[begin AVAILABLE RECORDS]

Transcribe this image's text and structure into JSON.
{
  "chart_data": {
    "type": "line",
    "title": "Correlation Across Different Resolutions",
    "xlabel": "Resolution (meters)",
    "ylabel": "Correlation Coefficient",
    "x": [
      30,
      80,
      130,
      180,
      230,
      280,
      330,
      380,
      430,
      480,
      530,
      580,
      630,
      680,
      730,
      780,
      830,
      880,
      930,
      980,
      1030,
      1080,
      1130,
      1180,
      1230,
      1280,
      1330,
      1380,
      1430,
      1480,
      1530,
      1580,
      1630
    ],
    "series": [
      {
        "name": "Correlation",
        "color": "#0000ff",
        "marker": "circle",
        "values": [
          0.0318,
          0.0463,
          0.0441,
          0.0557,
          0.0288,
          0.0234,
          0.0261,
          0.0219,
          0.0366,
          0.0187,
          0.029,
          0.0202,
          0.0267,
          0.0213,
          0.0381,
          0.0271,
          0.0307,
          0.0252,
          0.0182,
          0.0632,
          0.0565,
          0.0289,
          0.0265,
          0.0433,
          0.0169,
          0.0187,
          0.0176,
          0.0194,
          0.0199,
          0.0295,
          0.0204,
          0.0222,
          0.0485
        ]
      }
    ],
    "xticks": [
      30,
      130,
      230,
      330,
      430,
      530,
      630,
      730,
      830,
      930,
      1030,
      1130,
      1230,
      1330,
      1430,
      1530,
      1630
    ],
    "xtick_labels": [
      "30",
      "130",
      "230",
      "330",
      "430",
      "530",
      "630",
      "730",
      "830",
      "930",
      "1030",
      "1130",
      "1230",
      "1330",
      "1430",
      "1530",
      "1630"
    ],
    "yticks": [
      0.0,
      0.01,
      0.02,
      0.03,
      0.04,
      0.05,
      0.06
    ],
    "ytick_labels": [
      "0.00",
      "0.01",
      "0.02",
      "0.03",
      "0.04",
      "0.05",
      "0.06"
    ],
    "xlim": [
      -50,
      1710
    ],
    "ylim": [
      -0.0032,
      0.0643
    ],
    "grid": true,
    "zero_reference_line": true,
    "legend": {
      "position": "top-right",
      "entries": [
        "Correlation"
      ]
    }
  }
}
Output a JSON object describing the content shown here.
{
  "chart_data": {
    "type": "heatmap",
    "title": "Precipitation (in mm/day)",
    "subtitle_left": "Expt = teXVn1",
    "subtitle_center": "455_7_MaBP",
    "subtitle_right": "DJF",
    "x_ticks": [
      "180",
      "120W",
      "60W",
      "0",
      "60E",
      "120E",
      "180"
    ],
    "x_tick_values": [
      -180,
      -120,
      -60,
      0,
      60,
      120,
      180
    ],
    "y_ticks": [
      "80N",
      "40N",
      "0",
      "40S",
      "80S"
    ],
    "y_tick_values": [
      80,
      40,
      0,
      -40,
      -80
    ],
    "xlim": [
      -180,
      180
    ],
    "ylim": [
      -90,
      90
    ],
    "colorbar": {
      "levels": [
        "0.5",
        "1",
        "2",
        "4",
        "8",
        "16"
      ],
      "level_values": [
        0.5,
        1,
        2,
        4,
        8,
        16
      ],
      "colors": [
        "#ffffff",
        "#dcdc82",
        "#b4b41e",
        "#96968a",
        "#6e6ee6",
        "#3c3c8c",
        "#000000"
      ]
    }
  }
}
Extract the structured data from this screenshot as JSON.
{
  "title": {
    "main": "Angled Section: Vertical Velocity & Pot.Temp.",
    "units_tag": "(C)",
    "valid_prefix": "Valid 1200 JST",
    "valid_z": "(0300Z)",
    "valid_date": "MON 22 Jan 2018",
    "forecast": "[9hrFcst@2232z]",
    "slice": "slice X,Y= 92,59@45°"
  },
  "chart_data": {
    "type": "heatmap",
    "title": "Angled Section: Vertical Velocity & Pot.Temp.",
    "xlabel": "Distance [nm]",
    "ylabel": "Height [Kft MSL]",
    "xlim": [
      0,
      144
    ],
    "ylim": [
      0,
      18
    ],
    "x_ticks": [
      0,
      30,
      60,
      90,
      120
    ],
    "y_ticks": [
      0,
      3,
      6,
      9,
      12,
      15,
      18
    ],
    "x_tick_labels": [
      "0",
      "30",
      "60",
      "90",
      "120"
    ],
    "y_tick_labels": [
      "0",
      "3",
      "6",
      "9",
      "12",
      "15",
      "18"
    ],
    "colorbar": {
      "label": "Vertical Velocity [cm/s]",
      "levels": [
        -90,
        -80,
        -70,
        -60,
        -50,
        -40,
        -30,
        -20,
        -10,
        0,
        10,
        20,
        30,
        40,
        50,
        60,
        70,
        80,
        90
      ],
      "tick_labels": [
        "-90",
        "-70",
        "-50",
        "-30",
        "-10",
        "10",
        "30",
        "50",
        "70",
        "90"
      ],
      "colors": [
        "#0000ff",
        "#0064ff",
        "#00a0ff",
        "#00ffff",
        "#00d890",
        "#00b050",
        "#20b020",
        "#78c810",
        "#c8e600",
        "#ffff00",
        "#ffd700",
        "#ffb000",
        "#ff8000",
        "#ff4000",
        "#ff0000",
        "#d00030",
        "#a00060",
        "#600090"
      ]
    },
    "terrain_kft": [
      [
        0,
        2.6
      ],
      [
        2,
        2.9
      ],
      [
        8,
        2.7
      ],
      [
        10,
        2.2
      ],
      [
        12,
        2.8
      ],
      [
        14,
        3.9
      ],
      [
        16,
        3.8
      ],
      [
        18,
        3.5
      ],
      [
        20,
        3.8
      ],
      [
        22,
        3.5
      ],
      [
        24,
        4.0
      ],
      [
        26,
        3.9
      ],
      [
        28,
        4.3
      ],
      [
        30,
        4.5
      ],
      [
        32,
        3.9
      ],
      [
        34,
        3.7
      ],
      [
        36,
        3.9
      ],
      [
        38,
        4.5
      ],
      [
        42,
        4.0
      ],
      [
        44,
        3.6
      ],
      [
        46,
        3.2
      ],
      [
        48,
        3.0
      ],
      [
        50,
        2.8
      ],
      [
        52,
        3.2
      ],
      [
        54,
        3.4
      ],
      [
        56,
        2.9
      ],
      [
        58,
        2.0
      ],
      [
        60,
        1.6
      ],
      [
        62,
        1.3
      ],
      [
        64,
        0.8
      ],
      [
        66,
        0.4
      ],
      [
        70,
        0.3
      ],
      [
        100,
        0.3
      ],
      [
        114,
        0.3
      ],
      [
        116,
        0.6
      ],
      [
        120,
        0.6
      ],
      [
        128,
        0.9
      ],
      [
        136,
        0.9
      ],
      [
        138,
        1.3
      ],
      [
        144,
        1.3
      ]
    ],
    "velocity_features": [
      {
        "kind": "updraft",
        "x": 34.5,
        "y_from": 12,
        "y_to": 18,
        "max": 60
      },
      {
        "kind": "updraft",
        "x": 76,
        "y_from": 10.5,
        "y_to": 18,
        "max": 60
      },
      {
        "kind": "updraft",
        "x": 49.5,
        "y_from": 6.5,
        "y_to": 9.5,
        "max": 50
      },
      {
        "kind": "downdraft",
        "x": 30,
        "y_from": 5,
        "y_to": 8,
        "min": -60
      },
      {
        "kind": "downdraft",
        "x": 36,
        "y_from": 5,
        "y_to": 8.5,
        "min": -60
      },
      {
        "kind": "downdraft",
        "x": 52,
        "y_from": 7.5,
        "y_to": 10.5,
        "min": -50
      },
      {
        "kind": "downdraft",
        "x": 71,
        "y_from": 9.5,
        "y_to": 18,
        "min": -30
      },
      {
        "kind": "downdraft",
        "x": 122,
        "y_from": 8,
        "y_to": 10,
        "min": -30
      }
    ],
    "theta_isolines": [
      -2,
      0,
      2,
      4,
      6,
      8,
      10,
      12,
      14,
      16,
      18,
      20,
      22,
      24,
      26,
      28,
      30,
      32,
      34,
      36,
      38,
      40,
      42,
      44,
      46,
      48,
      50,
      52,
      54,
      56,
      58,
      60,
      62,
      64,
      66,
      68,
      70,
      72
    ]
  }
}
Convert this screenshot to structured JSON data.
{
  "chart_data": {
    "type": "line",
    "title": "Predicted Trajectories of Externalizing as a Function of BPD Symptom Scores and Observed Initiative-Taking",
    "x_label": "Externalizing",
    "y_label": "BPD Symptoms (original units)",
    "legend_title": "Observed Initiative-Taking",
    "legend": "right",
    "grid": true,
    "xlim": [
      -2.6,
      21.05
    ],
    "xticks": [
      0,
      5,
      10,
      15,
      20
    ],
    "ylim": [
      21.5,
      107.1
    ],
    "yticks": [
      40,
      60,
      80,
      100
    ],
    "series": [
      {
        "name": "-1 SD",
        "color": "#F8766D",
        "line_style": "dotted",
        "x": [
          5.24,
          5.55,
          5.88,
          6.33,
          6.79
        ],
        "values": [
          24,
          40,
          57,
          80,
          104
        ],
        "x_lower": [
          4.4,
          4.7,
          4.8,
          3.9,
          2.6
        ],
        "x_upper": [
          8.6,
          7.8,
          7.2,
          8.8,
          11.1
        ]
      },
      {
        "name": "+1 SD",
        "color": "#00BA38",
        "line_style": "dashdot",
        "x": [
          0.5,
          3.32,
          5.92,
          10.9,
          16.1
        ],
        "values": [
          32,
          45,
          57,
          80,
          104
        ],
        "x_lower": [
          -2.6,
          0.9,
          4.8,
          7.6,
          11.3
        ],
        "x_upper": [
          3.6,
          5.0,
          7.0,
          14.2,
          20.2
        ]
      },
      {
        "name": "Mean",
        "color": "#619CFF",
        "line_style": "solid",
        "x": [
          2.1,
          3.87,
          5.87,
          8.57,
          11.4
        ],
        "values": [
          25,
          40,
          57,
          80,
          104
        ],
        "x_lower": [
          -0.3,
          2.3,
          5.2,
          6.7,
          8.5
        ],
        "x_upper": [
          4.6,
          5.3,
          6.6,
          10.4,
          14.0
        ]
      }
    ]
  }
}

[end AVAILABLE RECORDS]

- **WRITTEN INSTRUCTION**:
Your answer should be only a number: how many lines of the data above contain the string "xlabel"?

- **EXERCISE RESPONSE**:
2